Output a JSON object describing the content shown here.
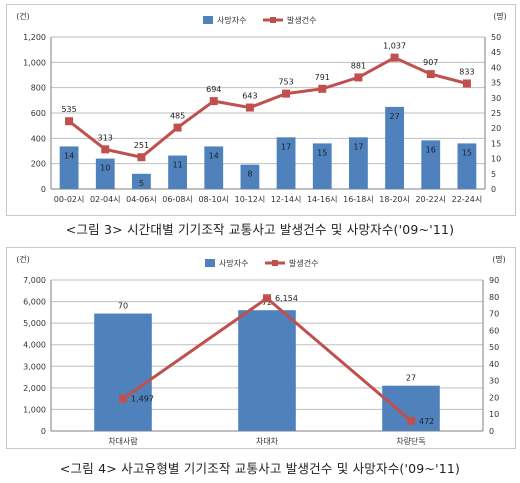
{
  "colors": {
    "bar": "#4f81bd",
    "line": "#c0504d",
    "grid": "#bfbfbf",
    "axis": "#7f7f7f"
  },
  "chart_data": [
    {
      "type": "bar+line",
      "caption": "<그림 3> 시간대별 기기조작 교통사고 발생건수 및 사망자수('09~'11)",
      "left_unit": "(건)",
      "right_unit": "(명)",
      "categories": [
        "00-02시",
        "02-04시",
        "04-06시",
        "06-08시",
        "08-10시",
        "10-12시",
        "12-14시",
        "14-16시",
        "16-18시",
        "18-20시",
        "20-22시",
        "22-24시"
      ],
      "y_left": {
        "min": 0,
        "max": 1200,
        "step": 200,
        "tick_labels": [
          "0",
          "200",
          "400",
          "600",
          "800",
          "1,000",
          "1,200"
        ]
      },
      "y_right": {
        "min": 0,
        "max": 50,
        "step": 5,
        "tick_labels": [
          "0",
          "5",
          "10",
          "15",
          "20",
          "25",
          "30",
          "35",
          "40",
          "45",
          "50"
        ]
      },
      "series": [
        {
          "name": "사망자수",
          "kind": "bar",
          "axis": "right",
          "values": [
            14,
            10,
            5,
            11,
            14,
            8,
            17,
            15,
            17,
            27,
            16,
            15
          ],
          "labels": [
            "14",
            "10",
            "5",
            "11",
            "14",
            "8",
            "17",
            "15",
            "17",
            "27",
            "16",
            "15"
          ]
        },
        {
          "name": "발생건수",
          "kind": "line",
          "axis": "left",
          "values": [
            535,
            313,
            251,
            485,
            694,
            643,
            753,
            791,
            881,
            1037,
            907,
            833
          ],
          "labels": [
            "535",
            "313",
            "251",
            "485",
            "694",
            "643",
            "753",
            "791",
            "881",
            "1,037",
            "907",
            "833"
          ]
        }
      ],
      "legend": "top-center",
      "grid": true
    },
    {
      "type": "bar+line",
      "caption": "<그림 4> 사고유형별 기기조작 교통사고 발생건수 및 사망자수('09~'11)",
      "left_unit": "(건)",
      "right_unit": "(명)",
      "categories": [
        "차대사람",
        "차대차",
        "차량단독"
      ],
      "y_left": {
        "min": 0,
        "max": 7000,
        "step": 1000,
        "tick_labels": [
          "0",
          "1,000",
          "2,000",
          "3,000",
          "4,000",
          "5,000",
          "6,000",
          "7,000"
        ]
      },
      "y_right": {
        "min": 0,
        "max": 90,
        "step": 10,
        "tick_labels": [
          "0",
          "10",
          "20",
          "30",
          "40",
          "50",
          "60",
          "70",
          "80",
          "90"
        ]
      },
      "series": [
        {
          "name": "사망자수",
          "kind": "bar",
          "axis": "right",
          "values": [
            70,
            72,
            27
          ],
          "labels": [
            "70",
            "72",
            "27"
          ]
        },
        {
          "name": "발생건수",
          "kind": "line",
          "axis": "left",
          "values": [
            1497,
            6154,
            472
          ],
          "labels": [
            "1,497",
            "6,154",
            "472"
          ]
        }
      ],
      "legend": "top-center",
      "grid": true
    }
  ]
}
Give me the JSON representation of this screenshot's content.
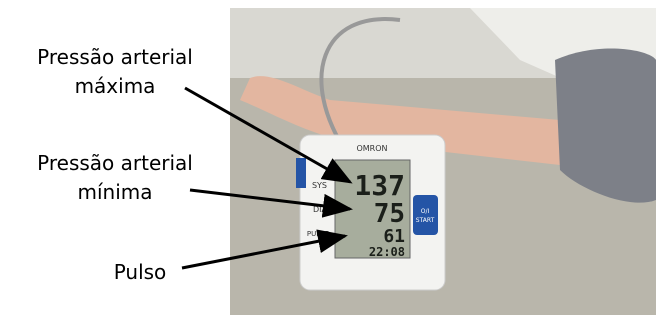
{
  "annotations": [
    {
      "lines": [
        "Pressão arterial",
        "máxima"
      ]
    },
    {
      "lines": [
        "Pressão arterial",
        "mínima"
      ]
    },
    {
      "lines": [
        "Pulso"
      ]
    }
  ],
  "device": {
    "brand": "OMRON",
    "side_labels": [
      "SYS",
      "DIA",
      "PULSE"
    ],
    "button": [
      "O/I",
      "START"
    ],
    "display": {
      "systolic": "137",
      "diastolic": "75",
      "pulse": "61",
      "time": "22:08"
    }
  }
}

****************

Skip the images and write out the rest of the listing exactly.

#### [SOLVED EXERCISE]
Output a JSON object describing the content shown here.
{
  "colors": {
    "bar": "#4f81bd",
    "line": "#c0504d",
    "grid": "#bfbfbf",
    "axis": "#7f7f7f"
  },
  "chart_data": [
    {
      "type": "bar+line",
      "caption": "<그림 3> 시간대별 기기조작 교통사고 발생건수 및 사망자수('09~'11)",
      "left_unit": "(건)",
      "right_unit": "(명)",
      "categories": [
        "00-02시",
        "02-04시",
        "04-06시",
        "06-08시",
        "08-10시",
        "10-12시",
        "12-14시",
        "14-16시",
        "16-18시",
        "18-20시",
        "20-22시",
        "22-24시"
      ],
      "y_left": {
        "min": 0,
        "max": 1200,
        "step": 200,
        "tick_labels": [
          "0",
          "200",
          "400",
          "600",
          "800",
          "1,000",
          "1,200"
        ]
      },
      "y_right": {
        "min": 0,
        "max": 50,
        "step": 5,
        "tick_labels": [
          "0",
          "5",
          "10",
          "15",
          "20",
          "25",
          "30",
          "35",
          "40",
          "45",
          "50"
        ]
      },
      "series": [
        {
          "name": "사망자수",
          "kind": "bar",
          "axis": "right",
          "values": [
            14,
            10,
            5,
            11,
            14,
            8,
            17,
            15,
            17,
            27,
            16,
            15
          ],
          "labels": [
            "14",
            "10",
            "5",
            "11",
            "14",
            "8",
            "17",
            "15",
            "17",
            "27",
            "16",
            "15"
          ]
        },
        {
          "name": "발생건수",
          "kind": "line",
          "axis": "left",
          "values": [
            535,
            313,
            251,
            485,
            694,
            643,
            753,
            791,
            881,
            1037,
            907,
            833
          ],
          "labels": [
            "535",
            "313",
            "251",
            "485",
            "694",
            "643",
            "753",
            "791",
            "881",
            "1,037",
            "907",
            "833"
          ]
        }
      ],
      "legend": "top-center",
      "grid": true
    },
    {
      "type": "bar+line",
      "caption": "<그림 4> 사고유형별 기기조작 교통사고 발생건수 및 사망자수('09~'11)",
      "left_unit": "(건)",
      "right_unit": "(명)",
      "categories": [
        "차대사람",
        "차대차",
        "차량단독"
      ],
      "y_left": {
        "min": 0,
        "max": 7000,
        "step": 1000,
        "tick_labels": [
          "0",
          "1,000",
          "2,000",
          "3,000",
          "4,000",
          "5,000",
          "6,000",
          "7,000"
        ]
      },
      "y_right": {
        "min": 0,
        "max": 90,
        "step": 10,
        "tick_labels": [
          "0",
          "10",
          "20",
          "30",
          "40",
          "50",
          "60",
          "70",
          "80",
          "90"
        ]
      },
      "series": [
        {
          "name": "사망자수",
          "kind": "bar",
          "axis": "right",
          "values": [
            70,
            72,
            27
          ],
          "labels": [
            "70",
            "72",
            "27"
          ]
        },
        {
          "name": "발생건수",
          "kind": "line",
          "axis": "left",
          "values": [
            1497,
            6154,
            472
          ],
          "labels": [
            "1,497",
            "6,154",
            "472"
          ]
        }
      ],
      "legend": "top-center",
      "grid": true
    }
  ]
}
Give me the JSON representation of this screenshot's content.
{
  "annotations": [
    {
      "lines": [
        "Pressão arterial",
        "máxima"
      ]
    },
    {
      "lines": [
        "Pressão arterial",
        "mínima"
      ]
    },
    {
      "lines": [
        "Pulso"
      ]
    }
  ],
  "device": {
    "brand": "OMRON",
    "side_labels": [
      "SYS",
      "DIA",
      "PULSE"
    ],
    "button": [
      "O/I",
      "START"
    ],
    "display": {
      "systolic": "137",
      "diastolic": "75",
      "pulse": "61",
      "time": "22:08"
    }
  }
}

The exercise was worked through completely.